→ To be done
Extract all lines that hold the string "Visermart".
%%
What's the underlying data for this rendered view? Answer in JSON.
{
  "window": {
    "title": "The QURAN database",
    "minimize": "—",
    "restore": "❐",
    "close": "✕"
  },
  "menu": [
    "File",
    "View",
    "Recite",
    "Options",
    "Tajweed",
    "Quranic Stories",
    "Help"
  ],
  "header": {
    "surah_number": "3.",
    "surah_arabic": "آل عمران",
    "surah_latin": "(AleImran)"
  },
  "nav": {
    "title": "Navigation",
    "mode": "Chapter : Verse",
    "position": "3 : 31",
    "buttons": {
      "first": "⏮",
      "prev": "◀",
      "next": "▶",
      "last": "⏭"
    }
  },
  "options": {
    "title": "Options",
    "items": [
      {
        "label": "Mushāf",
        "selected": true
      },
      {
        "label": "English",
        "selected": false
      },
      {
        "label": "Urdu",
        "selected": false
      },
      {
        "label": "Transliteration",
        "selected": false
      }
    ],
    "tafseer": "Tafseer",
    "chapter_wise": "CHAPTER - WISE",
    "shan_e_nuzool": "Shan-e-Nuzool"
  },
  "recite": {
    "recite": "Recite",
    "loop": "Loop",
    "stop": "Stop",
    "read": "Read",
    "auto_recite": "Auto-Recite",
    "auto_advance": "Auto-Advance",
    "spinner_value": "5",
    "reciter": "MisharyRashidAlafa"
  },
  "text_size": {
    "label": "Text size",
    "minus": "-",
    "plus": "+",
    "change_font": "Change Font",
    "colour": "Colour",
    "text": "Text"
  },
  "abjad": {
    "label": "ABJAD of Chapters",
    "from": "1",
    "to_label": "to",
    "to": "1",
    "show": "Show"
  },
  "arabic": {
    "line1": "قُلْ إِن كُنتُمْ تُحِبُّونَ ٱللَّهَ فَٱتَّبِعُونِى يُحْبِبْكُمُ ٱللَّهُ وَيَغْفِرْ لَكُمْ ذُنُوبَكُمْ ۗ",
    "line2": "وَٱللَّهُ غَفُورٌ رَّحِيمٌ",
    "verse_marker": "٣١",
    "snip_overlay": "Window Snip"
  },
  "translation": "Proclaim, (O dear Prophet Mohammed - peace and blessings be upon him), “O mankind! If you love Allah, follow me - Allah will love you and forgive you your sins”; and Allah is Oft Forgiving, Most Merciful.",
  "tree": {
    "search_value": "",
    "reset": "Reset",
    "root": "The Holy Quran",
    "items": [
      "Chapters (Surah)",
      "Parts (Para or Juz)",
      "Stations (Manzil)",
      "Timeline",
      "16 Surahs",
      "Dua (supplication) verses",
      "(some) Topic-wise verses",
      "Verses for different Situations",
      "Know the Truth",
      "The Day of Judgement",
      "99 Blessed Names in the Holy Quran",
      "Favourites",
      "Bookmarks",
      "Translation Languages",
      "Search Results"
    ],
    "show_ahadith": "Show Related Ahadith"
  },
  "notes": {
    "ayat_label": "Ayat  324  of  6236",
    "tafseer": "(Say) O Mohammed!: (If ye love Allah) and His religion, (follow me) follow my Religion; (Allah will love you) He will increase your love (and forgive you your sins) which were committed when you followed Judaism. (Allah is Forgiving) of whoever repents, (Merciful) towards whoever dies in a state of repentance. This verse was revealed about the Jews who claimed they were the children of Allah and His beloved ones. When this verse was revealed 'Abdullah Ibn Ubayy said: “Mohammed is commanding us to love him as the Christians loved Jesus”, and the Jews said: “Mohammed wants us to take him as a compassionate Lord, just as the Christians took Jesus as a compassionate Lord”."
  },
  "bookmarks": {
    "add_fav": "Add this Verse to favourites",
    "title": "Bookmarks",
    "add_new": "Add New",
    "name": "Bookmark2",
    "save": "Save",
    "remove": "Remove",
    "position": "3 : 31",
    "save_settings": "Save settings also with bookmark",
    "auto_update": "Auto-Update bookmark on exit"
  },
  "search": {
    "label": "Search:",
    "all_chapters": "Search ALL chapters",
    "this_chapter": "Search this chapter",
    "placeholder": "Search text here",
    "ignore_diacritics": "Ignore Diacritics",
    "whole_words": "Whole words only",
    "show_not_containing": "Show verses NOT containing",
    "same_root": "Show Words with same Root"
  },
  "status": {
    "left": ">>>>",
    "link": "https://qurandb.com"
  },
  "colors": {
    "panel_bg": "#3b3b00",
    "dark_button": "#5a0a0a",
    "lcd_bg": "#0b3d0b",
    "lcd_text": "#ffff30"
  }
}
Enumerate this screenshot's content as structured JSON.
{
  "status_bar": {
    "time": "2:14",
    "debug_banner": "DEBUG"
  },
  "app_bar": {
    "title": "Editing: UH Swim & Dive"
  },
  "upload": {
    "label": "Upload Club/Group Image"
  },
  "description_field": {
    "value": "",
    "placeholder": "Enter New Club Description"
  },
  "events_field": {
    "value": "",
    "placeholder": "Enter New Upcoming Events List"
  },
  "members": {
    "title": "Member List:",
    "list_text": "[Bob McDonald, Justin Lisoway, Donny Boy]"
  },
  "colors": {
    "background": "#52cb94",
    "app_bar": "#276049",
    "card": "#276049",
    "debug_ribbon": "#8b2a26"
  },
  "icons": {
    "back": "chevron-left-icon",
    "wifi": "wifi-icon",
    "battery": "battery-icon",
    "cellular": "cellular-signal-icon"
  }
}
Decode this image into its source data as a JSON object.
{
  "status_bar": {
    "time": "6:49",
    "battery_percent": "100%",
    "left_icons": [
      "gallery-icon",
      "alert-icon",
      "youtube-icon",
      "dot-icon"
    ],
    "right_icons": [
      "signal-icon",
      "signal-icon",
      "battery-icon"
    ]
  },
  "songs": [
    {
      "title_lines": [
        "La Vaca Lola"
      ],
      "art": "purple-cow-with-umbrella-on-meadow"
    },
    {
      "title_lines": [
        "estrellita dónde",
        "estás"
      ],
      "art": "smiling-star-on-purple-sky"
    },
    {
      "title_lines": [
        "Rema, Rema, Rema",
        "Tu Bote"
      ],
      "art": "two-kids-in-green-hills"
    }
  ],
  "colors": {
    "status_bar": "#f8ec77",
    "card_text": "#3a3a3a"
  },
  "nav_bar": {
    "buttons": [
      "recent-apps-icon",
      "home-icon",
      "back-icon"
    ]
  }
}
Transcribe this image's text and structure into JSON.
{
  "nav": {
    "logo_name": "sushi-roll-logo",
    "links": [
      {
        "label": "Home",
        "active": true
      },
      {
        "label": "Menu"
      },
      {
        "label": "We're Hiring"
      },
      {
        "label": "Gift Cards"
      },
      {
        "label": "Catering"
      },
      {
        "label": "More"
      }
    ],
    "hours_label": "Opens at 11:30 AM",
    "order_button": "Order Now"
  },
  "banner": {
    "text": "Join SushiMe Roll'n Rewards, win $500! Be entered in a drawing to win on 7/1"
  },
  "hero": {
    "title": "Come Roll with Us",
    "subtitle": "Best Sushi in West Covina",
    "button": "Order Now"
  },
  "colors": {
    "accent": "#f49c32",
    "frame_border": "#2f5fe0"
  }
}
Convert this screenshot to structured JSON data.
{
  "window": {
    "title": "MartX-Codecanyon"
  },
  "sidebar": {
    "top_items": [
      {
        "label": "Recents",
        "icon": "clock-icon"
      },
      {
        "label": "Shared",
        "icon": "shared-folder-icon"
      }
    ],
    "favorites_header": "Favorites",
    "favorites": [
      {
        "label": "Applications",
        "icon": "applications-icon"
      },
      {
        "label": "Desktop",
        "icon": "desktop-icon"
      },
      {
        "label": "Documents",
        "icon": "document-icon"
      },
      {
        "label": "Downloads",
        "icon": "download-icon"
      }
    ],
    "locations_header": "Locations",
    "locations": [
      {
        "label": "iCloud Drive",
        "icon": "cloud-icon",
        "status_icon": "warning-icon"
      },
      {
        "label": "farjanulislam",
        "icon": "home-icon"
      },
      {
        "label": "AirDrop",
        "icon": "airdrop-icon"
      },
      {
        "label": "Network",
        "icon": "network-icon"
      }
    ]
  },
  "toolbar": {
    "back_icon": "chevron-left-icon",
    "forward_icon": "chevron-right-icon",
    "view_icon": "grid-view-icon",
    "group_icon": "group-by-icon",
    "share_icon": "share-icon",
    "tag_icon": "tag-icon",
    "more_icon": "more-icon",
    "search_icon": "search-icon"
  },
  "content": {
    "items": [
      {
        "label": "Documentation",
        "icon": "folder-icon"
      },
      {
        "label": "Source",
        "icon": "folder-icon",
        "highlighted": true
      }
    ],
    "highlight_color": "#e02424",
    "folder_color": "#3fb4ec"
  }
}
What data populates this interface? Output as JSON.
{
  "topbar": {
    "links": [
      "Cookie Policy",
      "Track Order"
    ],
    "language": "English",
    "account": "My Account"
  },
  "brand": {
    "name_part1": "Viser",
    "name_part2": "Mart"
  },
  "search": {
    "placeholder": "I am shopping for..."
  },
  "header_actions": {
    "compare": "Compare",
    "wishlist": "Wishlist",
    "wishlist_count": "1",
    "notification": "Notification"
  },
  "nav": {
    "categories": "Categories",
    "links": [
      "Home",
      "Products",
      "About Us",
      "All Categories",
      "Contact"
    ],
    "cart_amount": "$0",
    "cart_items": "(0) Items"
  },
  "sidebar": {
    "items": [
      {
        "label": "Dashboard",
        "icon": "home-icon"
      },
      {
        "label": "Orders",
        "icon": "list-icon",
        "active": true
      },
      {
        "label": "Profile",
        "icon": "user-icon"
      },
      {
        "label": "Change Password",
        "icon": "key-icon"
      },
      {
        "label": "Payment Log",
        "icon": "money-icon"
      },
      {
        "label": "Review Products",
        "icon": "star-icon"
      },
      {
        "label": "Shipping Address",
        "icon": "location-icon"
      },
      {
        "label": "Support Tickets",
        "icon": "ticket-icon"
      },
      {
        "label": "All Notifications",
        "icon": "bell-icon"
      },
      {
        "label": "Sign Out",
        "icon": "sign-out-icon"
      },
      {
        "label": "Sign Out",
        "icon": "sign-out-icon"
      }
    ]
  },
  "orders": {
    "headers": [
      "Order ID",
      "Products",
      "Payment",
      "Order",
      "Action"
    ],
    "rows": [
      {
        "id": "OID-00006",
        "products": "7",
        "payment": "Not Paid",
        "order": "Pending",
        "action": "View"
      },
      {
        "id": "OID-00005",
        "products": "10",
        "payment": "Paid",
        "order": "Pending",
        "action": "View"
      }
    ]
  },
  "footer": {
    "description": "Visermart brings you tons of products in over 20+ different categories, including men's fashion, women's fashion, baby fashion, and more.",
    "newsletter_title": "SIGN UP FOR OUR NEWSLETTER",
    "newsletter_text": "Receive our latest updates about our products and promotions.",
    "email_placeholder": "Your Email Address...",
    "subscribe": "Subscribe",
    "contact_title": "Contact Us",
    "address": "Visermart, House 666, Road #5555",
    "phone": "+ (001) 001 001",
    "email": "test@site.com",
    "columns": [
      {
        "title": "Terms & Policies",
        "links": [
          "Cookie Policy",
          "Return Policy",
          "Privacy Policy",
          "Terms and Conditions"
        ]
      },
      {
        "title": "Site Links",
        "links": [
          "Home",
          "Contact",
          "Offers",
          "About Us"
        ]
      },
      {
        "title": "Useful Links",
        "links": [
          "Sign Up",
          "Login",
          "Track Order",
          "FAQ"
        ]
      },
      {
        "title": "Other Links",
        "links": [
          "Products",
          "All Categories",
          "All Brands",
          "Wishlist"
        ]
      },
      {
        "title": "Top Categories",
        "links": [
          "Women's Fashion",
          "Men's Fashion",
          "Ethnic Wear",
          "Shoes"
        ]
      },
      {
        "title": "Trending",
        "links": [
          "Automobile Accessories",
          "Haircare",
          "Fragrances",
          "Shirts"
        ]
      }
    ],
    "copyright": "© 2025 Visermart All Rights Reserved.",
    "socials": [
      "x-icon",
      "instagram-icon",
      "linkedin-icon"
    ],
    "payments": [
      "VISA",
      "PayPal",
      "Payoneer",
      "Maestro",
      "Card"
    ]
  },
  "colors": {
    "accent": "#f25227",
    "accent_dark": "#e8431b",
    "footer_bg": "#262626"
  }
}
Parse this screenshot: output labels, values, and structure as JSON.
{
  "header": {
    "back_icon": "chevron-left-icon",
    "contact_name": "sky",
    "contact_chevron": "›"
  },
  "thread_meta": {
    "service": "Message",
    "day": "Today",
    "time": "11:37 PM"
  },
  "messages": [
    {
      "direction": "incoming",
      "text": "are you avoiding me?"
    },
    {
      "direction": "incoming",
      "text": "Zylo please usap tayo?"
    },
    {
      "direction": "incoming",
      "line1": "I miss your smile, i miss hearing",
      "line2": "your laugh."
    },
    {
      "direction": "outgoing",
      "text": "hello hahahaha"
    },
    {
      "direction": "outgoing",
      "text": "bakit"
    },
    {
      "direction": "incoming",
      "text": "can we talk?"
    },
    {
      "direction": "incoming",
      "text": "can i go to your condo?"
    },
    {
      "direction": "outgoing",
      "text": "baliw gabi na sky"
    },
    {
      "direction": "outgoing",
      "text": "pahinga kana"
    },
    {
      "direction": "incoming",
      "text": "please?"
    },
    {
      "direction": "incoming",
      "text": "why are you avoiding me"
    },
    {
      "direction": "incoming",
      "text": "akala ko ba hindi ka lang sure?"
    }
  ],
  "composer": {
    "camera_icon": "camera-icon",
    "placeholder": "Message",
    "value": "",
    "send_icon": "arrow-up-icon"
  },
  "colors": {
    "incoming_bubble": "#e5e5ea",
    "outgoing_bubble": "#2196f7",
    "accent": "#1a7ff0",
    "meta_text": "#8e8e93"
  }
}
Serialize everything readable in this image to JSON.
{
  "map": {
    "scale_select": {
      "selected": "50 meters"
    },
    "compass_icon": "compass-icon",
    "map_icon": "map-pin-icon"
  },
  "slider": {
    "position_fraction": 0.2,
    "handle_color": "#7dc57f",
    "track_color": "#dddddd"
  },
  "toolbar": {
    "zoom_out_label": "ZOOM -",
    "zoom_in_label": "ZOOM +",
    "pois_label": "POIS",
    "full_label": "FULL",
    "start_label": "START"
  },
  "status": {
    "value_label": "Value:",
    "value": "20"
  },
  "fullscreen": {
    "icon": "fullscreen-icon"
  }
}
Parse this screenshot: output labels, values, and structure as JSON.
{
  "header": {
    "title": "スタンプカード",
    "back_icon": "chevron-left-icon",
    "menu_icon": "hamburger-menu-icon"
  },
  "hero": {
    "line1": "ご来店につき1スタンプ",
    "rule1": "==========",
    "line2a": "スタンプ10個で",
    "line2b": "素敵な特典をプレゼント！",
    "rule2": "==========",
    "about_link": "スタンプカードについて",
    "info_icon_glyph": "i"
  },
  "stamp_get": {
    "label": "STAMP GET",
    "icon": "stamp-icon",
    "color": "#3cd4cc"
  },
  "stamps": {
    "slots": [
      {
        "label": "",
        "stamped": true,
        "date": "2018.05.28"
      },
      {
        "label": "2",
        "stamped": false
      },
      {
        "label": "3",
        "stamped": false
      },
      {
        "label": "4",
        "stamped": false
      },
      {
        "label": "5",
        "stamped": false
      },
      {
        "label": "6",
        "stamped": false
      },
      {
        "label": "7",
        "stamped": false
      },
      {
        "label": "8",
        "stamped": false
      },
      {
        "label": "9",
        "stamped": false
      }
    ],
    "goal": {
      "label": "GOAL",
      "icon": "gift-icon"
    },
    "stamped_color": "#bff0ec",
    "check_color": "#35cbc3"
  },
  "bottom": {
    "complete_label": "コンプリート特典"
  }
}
%%
→ Solution to this exercise
    "description": "Visermart brings you tons of products in over 20+ different categories, including men's fashion, women's fashion, baby fashion, and more.",
    "address": "Visermart, House 666, Road #5555",
    "copyright": "© 2025 Visermart All Rights Reserved.",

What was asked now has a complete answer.